Each line from the line holding "Give me a plain-text" through the last line should be written out exactly, with nothing else and no images.

* GIVEN ENTRIES *
--------------------

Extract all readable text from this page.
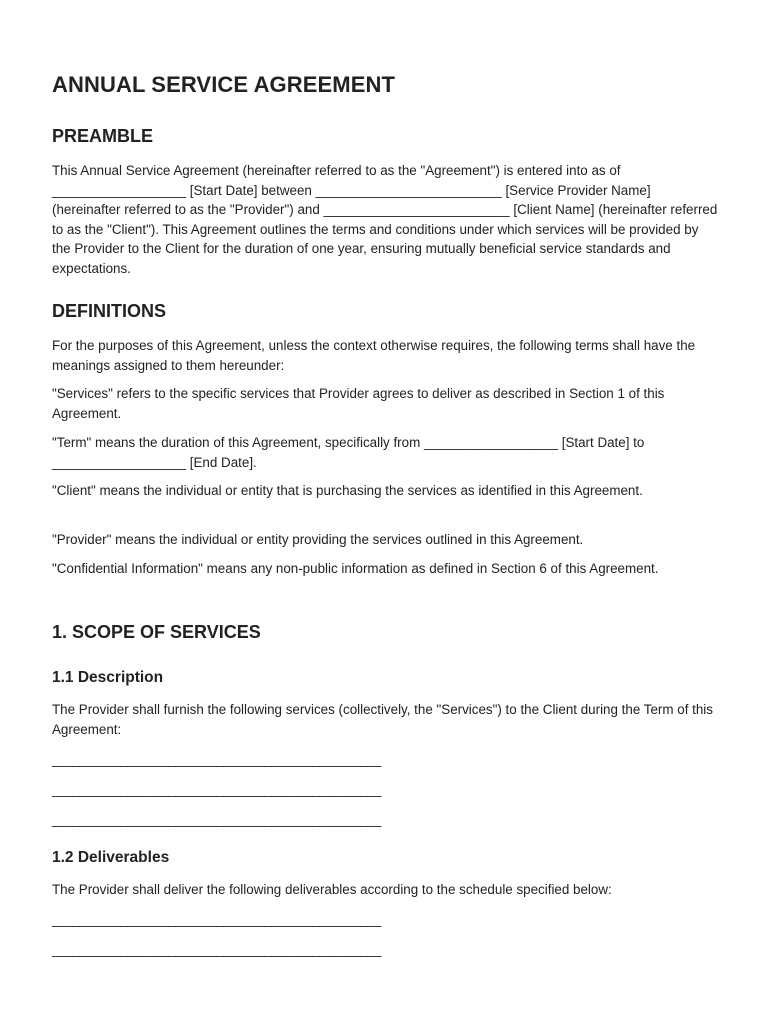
ANNUAL SERVICE AGREEMENT
PREAMBLE

This Annual Service Agreement (hereinafter referred to as the "Agreement") is entered into as of __________________ [Start Date] between _________________________ [Service Provider Name] (hereinafter referred to as the "Provider") and _________________________ [Client Name] (hereinafter referred to as the "Client"). This Agreement outlines the terms and conditions under which services will be provided by the Provider to the Client for the duration of one year, ensuring mutually beneficial service standards and expectations.

DEFINITIONS

For the purposes of this Agreement, unless the context otherwise requires, the following terms shall have the meanings assigned to them hereunder:

"Services" refers to the specific services that Provider agrees to deliver as described in Section 1 of this Agreement.

"Term" means the duration of this Agreement, specifically from __________________ [Start Date] to __________________ [End Date].

"Client" means the individual or entity that is purchasing the services as identified in this Agreement.

"Provider" means the individual or entity providing the services outlined in this Agreement.

"Confidential Information" means any non-public information as defined in Section 6 of this Agreement.

1. SCOPE OF SERVICES
1.1 Description

The Provider shall furnish the following services (collectively, the "Services") to the Client during the Term of this Agreement:

________________________________________________
________________________________________________
________________________________________________
1.2 Deliverables

The Provider shall deliver the following deliverables according to the schedule specified below:

________________________________________________
________________________________________________
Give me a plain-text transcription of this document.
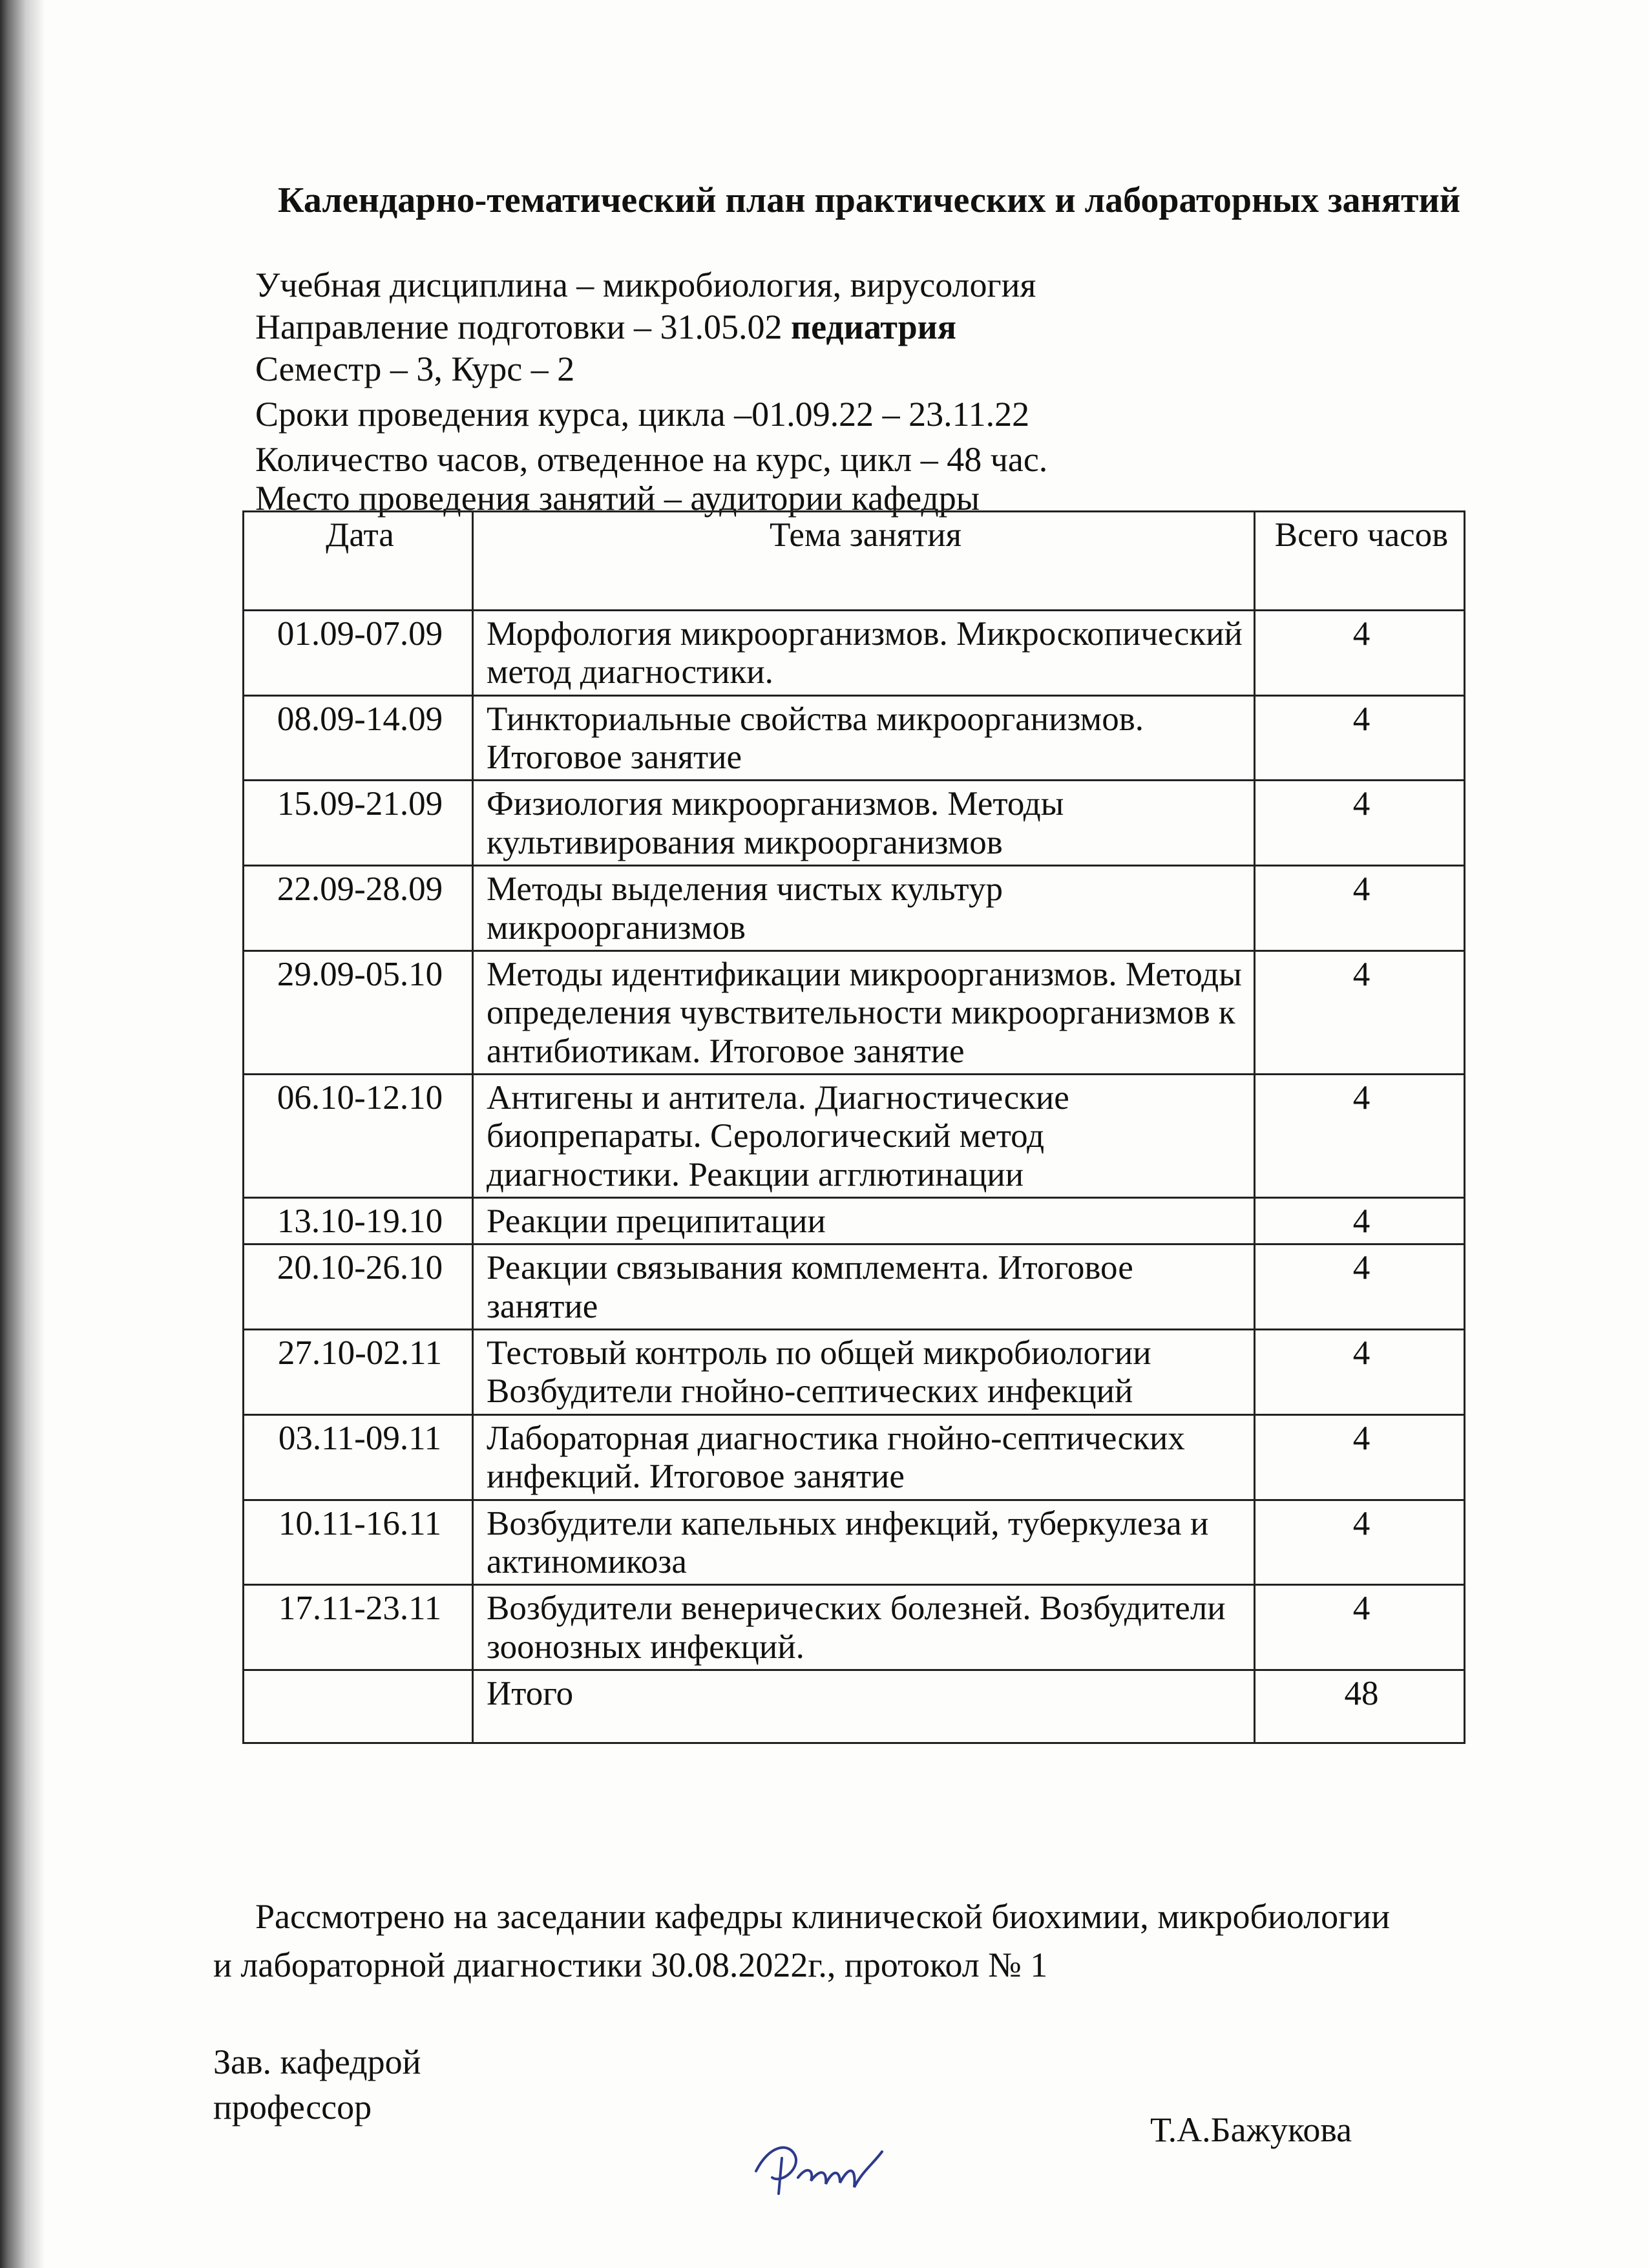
Календарно-тематический план практических и лабораторных занятий
Учебная дисциплина – микробиология, вирусология
Направление подготовки – 31.05.02 педиатрия
Семестр – 3, Курс – 2
Сроки проведения курса, цикла –01.09.22 – 23.11.22
Количество часов, отведенное на курс, цикл – 48 час.
Место проведения занятий – аудитории кафедры
Дата	Тема занятия	Всего часов
01.09-07.09	Морфология микроорганизмов. Микроскопический метод диагностики.	4
08.09-14.09	Тинкториальные свойства микроорганизмов. Итоговое занятие	4
15.09-21.09	Физиология микроорганизмов. Методы культивирования микроорганизмов	4
22.09-28.09	Методы выделения чистых культур микроорганизмов	4
29.09-05.10	Методы идентификации микроорганизмов. Методы определения чувствительности микроорганизмов к антибиотикам. Итоговое занятие	4
06.10-12.10	Антигены и антитела. Диагностические биопрепараты. Серологический метод диагностики. Реакции агглютинации	4
13.10-19.10	Реакции преципитации	4
20.10-26.10	Реакции связывания комплемента. Итоговое занятие	4
27.10-02.11	Тестовый контроль по общей микробиологии Возбудители гнойно-септических инфекций	4
03.11-09.11	Лабораторная диагностика гнойно-септических инфекций. Итоговое занятие	4
10.11-16.11	Возбудители капельных инфекций, туберкулеза и актиномикоза	4
17.11-23.11	Возбудители венерических болезней. Возбудители зоонозных инфекций.	4
	Итого	48
Рассмотрено на заседании кафедры клинической биохимии, микробиологии
и лабораторной диагностики 30.08.2022г., протокол № 1
Зав. кафедрой
профессор
Т.А.Бажукова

--------------------

* SOLUTION TO THIS EXERCISE *
Give me a plain-text transcription of this document.
Календарно-тематический план практических и лабораторных занятий
Учебная дисциплина – микробиология, вирусология
Направление подготовки – 31.05.02 педиатрия
Семестр – 3, Курс – 2
Сроки проведения курса, цикла –01.09.22 – 23.11.22
Количество часов, отведенное на курс, цикл – 48 час.
Место проведения занятий – аудитории кафедры
Дата	Тема занятия	Всего часов
01.09-07.09	Морфология микроорганизмов. Микроскопический метод диагностики.	4
08.09-14.09	Тинкториальные свойства микроорганизмов. Итоговое занятие	4
15.09-21.09	Физиология микроорганизмов. Методы культивирования микроорганизмов	4
22.09-28.09	Методы выделения чистых культур микроорганизмов	4
29.09-05.10	Методы идентификации микроорганизмов. Методы определения чувствительности микроорганизмов к антибиотикам. Итоговое занятие	4
06.10-12.10	Антигены и антитела. Диагностические биопрепараты. Серологический метод диагностики. Реакции агглютинации	4
13.10-19.10	Реакции преципитации	4
20.10-26.10	Реакции связывания комплемента. Итоговое занятие	4
27.10-02.11	Тестовый контроль по общей микробиологии Возбудители гнойно-септических инфекций	4
03.11-09.11	Лабораторная диагностика гнойно-септических инфекций. Итоговое занятие	4
10.11-16.11	Возбудители капельных инфекций, туберкулеза и актиномикоза	4
17.11-23.11	Возбудители венерических болезней. Возбудители зоонозных инфекций.	4
	Итого	48
Рассмотрено на заседании кафедры клинической биохимии, микробиологии
и лабораторной диагностики 30.08.2022г., протокол № 1
Зав. кафедрой
профессор
Т.А.Бажукова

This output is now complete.